RECORDS FOR THIS TASK:

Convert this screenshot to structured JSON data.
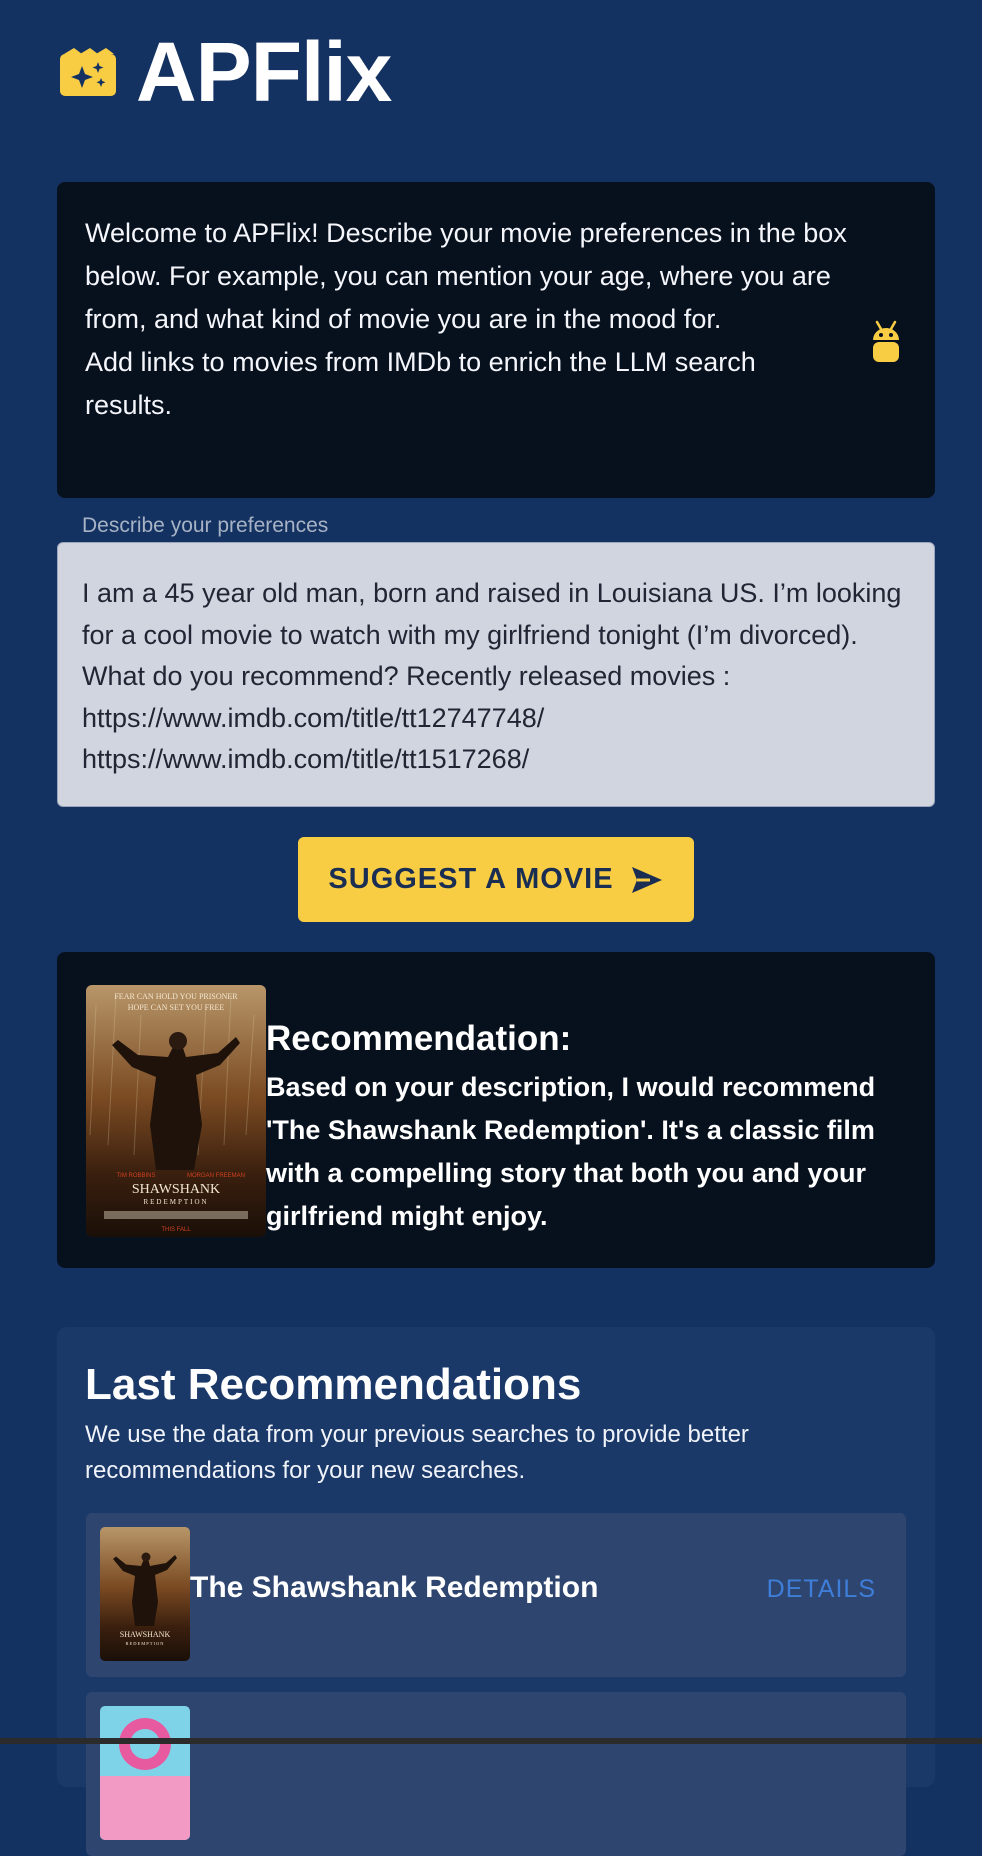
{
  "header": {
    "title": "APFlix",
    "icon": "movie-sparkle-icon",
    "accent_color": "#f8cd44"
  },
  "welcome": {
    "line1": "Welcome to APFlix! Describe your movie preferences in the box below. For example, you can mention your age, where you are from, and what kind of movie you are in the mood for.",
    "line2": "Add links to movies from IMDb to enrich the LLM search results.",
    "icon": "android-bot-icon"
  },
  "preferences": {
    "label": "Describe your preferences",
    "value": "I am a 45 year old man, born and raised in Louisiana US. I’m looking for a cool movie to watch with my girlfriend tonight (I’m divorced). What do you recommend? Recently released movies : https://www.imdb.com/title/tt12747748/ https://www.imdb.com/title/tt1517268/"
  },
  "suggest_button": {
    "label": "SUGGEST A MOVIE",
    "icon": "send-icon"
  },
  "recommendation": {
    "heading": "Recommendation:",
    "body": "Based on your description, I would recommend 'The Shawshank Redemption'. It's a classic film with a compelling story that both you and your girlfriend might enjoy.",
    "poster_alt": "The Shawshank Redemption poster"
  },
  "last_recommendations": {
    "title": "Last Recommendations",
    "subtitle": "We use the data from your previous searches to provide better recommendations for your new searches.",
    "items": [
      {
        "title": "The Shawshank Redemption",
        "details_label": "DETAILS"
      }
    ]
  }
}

* * *

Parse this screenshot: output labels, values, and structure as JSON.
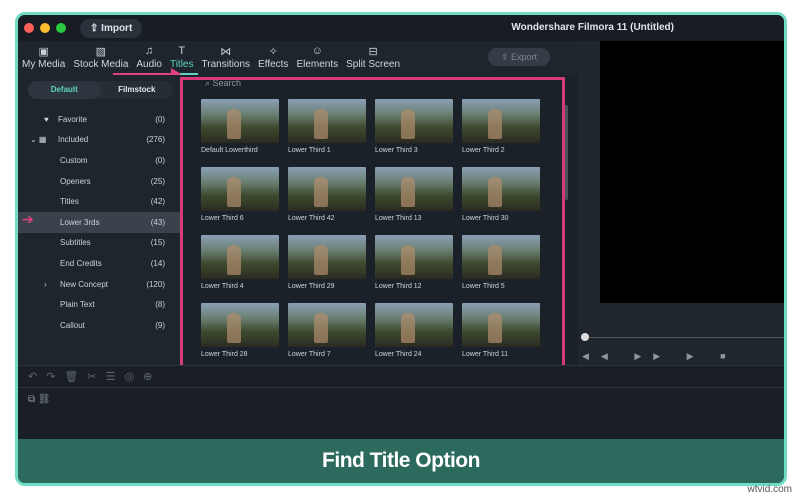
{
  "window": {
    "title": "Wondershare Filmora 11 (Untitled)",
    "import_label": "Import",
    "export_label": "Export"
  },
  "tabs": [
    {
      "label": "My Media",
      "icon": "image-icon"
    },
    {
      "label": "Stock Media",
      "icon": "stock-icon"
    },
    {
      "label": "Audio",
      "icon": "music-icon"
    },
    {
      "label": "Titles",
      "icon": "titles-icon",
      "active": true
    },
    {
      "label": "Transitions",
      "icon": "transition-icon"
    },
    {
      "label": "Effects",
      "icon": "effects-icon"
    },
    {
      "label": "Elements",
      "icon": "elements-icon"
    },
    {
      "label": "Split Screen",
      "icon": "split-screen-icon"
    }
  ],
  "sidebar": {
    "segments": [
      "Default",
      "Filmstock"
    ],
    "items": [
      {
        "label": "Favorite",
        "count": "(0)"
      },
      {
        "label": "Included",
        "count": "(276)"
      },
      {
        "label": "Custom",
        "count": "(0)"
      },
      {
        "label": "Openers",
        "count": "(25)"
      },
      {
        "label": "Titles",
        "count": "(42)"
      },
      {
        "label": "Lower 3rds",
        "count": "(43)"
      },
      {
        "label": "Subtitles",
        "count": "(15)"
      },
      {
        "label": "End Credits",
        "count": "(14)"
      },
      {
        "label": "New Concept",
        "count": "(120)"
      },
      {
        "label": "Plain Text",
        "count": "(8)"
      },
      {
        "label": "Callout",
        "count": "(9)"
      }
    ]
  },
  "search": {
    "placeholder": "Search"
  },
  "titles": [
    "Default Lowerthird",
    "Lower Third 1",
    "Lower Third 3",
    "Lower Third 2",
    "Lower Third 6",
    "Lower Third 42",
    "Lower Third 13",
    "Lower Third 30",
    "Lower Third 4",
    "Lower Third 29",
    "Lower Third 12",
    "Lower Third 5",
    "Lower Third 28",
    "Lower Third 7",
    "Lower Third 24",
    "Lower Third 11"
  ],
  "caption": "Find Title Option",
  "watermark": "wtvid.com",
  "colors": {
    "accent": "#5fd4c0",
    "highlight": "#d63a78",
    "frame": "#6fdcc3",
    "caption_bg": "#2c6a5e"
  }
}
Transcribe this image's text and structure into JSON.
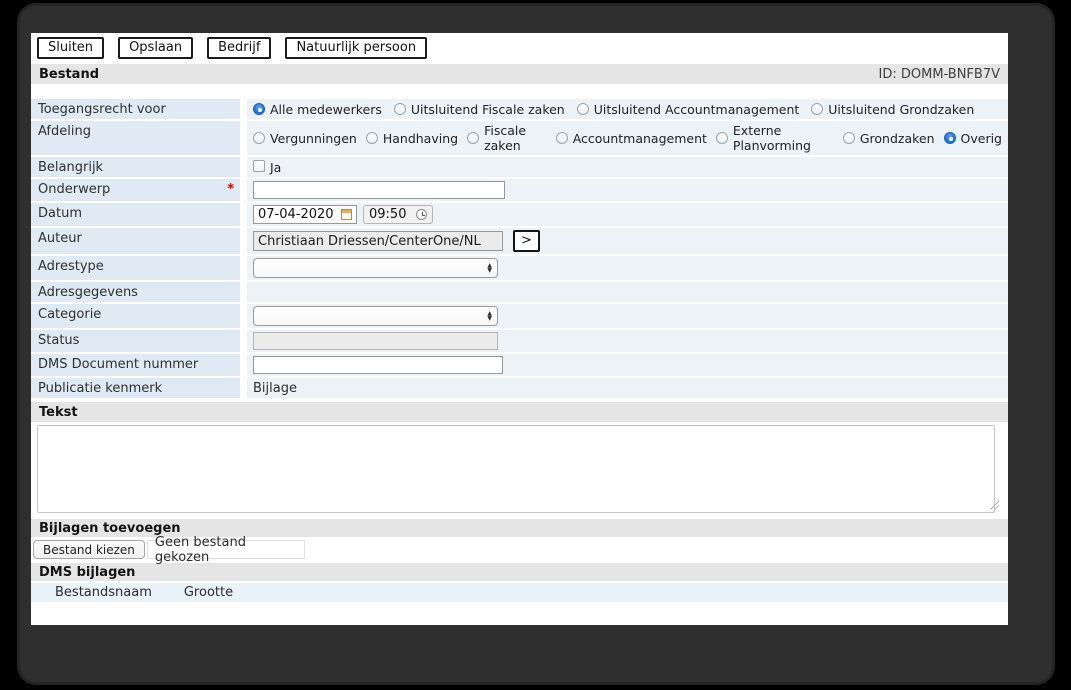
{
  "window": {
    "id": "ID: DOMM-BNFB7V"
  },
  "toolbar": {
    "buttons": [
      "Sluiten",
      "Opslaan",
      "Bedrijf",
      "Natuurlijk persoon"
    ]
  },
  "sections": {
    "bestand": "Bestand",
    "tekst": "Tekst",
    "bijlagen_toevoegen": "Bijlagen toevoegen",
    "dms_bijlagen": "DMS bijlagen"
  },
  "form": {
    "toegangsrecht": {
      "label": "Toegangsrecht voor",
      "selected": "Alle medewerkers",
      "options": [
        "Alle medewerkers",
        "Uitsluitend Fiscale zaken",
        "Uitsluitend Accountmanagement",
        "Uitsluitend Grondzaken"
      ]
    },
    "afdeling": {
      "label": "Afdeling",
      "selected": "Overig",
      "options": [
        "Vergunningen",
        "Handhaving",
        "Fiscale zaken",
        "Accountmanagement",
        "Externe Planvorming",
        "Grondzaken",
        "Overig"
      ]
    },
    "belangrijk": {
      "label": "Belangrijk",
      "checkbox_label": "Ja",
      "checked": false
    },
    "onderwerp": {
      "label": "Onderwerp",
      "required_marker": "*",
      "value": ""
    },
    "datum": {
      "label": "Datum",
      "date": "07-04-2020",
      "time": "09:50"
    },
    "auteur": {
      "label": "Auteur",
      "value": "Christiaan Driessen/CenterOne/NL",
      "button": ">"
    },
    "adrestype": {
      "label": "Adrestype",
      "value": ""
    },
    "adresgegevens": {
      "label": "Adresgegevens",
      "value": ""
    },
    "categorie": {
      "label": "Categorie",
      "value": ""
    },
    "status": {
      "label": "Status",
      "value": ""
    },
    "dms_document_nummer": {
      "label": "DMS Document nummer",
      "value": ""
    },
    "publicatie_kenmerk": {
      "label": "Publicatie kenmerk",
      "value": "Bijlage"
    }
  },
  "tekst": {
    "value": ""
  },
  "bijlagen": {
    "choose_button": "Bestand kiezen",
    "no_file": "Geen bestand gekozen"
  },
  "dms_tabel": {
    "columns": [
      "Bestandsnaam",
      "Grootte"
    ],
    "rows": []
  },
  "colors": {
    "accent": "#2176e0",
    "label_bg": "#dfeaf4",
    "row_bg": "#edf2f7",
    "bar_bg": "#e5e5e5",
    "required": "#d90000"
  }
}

INSTRUCTION: Read the data above and pull out each line that holds the string "Grondzaken".

OUTPUT OF THE TASK:
        "Uitsluitend Grondzaken"
        "Grondzaken",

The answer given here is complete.